* [Records shown]:
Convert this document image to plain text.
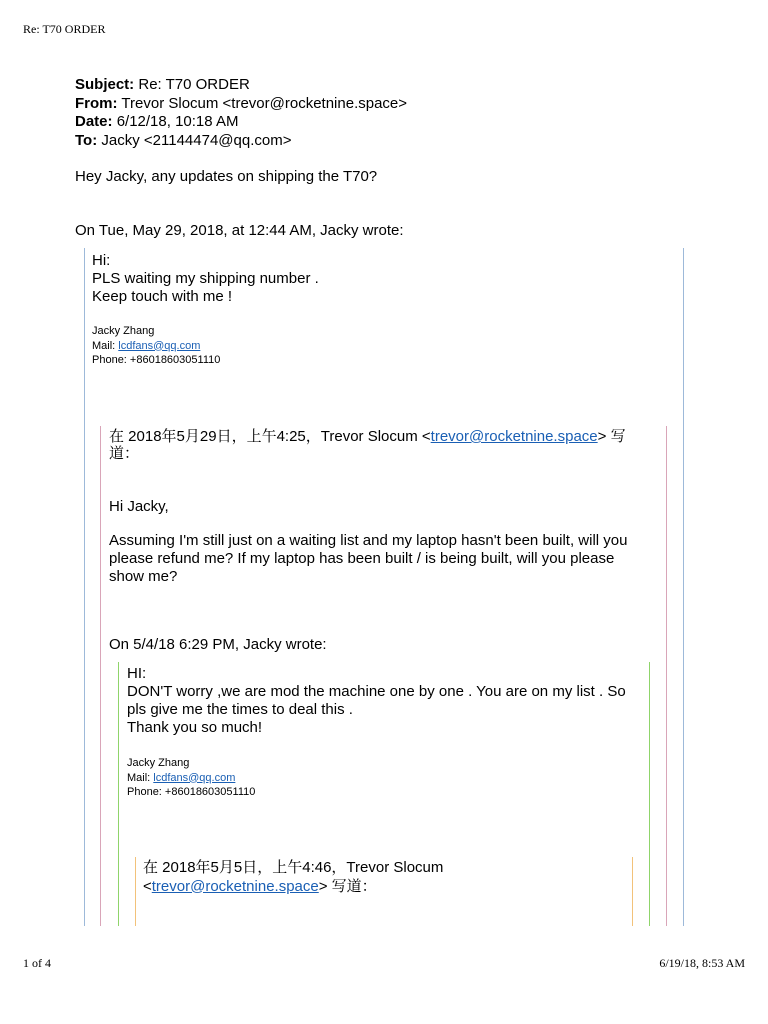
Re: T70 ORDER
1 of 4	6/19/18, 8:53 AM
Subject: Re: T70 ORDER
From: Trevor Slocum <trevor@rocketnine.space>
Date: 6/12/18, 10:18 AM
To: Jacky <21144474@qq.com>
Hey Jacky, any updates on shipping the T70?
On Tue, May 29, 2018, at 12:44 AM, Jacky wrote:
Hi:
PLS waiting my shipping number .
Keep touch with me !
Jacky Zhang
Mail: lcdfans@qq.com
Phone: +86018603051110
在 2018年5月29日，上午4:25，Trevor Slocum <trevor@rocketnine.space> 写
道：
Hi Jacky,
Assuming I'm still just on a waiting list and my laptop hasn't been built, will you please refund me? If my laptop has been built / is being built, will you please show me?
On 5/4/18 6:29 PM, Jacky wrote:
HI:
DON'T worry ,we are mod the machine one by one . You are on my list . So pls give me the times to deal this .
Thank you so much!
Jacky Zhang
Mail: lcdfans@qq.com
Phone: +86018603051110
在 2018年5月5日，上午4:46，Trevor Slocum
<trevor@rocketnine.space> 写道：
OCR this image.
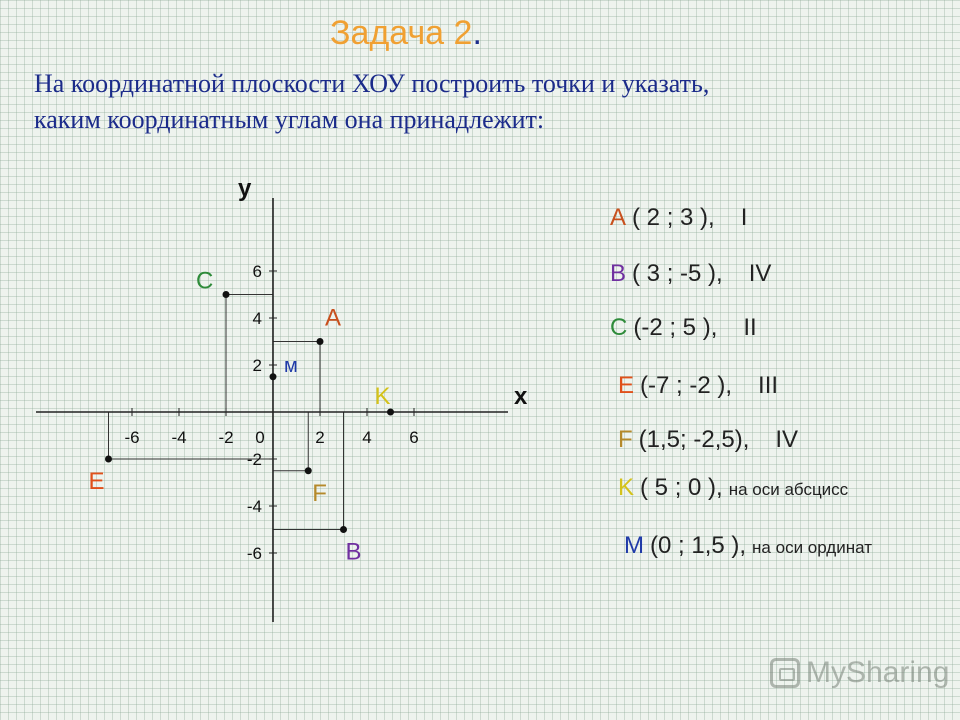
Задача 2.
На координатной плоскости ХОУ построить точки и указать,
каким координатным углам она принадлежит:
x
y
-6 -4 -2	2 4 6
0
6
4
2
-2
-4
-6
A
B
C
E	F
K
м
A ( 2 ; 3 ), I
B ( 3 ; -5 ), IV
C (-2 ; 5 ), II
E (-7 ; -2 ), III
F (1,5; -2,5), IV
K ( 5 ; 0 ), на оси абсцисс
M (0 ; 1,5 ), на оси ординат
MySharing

* [Aim of the task]:
Copy exactly the lines from the one containing "OCR this image." through the final line of the records above, both included, and leave out any pictures.

* [The output]:
OCR this image.
Задача 2.
На координатной плоскости ХОУ построить точки и указать,
каким координатным углам она принадлежит:
x
y
-6 -4 -2	2 4 6
0
6
4
2
-2
-4
-6
A
B
C
E	F
K
м
A ( 2 ; 3 ), I
B ( 3 ; -5 ), IV
C (-2 ; 5 ), II
E (-7 ; -2 ), III
F (1,5; -2,5), IV
K ( 5 ; 0 ), на оси абсцисс
M (0 ; 1,5 ), на оси ординат
MySharing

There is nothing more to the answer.